[[ Provided text open ]]
5 minutes read

POSTED Apr, 2020 dot IN Distributed Tracing

Optimizing AWS Lambda Performance with Thundra

Suna Tarıyan

Written by Suna Tarıyan


Product Manager @Thundra

 X


AWS Lambda is revolutionizing the way software is developed and deployed. Lambda enables companies to think in terms of focused business operations and to ship these operations with low friction. But this ease of deployment can lead to “function sprawl,” in which teams launch many functions but lack a uniform way to monitor and observe them.

Historically, performance tuning in this environment has been difficult. Thundra was created to provide teams with end-to-end Lambda application visibility, enabling them to stay on top of application performance and quickly debug any issues. Here we will show you how to use Thundra to identify and address performance issues, starting from the architecture level and drilling all the way down to individual transactions.

Methodology

The cornerstone of performance engineering is identifying and eliminating unnecessary work (commonly latency and errors). Thundra helps you optimize AWS Lambda performance by providing visibility at a number of levels:

  • System: What are the major components? How are they connected? What is a given Lambda’s dependencies? Where does it sit within a system?
  • Aggregate: What does “normal” look like? What is the current baseline? How many operations are there? How long are they taking and are they successful?
  • Outliers: What attributes do performance outliers have in common? Are they being affected by slow starts? Are outliers the result of errors?
  • Transaction: Where does a single Lambda invocation spend its time? Which operation is taking the longest time for any given Lambda invocation?

Each level provides increasingly detailed information about a Lambda’s performance. Now we will take a look at each level, showing you how to use Thundra to optimize Lambda performance.

Context Is Key: System View

The first step in performance optimization is developing an understanding of the current system. This is often referred to as “system mapping,” and Thundra does this automatically using its auto-instrumentation and Architecture Page. This mapping is essential to building context on why an operation is occurring and where it sits within an architecture.

  • Please be aware that it is extremely risky to skip this step and not to develop a good context. Trying to change a system you don’t fully understand can result in misleading optimization, wasted effort, suboptimal results, or even—in the worst case—performance regression. This context is traditionally maintained through documentation, tribal knowledge, or hands-on code inspection.

Before optimizing a Lambda, you need to ask what its resources and dependencies are and what inputs and outputs it has.

Thundra can auto-instrument Lambdas and detect AWS Lambda resources and application-level resources. Figure 1, from Thundra’s Architecture Page, shows an example map of all Lambda resources and dependencies:

image8Figure 1: Example of Thundra’s Lambda architecture diagram

In Figure 2, we use a simple example to illustrate the performance-optimization methodology:

image3

Figure 2: Test Lambda architecture diagram showing upstream and downstream dependencies

Without knowing anything about the test Lambda, we can see that it makes GET requests to Google, writes to an AWS arn resource, and invokes another Lambda (thundra-test-2). In many organizations, the only way to figure this out is to ask senior people or grok code! The figure also shows that thundra-test is driven by CloudWatch Events Schedule Expressions. Thundra eliminates the issue of architectural documentation drift and the need to invest time in maintaining flowchart diagrams. Architecture diagrams are generated dynamically, in real time, and include infrastructure and dataflows.
[[ Provided text closed ]]
[[ Data to examine open ]]
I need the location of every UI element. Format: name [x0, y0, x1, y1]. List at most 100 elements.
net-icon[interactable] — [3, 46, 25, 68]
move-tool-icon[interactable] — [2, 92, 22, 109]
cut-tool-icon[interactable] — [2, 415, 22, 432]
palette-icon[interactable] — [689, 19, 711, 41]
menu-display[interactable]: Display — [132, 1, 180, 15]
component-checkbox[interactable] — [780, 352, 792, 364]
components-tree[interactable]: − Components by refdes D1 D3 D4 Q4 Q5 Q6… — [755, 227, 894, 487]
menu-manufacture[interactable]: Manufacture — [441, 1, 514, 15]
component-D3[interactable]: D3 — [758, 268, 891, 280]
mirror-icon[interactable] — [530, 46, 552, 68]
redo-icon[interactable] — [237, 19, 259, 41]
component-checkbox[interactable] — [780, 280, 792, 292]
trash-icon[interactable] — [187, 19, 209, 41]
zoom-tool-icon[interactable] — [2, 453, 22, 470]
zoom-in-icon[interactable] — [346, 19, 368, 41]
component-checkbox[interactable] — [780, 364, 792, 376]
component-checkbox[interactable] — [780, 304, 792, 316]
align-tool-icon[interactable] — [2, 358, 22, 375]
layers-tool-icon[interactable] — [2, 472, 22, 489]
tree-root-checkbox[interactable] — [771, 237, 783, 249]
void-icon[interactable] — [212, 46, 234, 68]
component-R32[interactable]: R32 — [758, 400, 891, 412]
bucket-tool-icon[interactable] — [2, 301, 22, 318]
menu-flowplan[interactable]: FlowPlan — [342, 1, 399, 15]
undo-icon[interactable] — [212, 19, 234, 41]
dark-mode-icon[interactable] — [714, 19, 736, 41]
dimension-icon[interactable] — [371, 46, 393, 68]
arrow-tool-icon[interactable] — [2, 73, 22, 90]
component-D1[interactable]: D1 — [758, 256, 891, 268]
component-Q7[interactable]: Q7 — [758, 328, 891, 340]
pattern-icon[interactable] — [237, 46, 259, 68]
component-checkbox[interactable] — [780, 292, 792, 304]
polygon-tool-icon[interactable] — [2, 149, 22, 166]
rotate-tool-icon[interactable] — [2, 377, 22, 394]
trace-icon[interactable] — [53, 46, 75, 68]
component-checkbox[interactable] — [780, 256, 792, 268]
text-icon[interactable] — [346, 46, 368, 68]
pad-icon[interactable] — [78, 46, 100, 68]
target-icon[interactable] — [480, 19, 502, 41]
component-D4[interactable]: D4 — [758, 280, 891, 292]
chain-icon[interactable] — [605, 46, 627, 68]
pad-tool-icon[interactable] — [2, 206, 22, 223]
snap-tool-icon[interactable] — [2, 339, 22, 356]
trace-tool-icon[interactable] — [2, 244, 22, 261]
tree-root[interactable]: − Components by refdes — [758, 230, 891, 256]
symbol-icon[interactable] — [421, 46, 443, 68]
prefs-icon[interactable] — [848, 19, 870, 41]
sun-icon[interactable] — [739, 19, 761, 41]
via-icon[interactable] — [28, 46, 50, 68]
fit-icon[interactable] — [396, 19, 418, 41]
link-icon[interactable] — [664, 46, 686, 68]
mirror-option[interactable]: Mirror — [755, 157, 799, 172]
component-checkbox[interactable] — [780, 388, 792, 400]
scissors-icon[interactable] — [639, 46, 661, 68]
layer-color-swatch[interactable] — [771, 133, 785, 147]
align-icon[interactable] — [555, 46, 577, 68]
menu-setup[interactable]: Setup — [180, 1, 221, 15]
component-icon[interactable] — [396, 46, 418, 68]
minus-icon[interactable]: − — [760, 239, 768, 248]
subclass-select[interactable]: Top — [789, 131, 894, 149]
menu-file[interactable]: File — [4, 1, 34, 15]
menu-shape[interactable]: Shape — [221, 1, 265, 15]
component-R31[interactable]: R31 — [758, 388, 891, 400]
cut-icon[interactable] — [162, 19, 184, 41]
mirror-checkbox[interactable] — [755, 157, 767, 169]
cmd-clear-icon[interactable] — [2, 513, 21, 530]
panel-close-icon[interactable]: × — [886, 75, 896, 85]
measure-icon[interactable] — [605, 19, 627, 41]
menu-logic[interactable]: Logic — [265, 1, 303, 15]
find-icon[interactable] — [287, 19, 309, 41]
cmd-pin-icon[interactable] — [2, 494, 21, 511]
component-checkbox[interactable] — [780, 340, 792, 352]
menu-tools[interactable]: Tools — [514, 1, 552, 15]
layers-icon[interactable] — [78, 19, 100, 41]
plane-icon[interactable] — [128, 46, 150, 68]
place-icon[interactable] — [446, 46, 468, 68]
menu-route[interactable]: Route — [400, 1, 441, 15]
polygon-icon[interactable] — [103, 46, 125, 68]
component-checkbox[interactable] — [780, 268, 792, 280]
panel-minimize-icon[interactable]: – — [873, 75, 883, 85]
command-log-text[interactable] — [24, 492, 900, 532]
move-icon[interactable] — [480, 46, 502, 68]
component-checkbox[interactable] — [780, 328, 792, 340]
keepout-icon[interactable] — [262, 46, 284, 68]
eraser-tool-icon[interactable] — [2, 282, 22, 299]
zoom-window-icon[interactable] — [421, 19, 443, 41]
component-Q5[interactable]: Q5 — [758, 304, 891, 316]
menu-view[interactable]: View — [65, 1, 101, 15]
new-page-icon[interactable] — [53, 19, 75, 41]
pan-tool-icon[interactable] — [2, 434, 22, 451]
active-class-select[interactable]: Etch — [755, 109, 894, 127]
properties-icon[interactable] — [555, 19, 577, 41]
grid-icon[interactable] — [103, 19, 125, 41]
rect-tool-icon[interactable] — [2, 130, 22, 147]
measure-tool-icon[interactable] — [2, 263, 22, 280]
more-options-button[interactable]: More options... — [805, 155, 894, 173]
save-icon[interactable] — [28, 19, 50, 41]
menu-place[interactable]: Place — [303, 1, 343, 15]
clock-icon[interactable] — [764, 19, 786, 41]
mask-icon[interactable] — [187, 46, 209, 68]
[[ Data to examine closed ]]
Your instructions »
Please write out the part of the Lambda performance article starting with "Context Is Key: System" and going on through "hands-on code inspection.". Rely only on the Lambda performance article, not on the rows.

Result below »
Context Is Key: System View

The first step in performance optimization is developing an understanding of the current system. This is often referred to as “system mapping,” and Thundra does this automatically using its auto-instrumentation and Architecture Page. This mapping is essential to building context on why an operation is occurring and where it sits within an architecture.

  • Please be aware that it is extremely risky to skip this step and not to develop a good context. Trying to change a system you don’t fully understand can result in misleading optimization, wasted effort, suboptimal results, or even—in the worst case—performance regression. This context is traditionally maintained through documentation, tribal knowledge, or hands-on code inspection.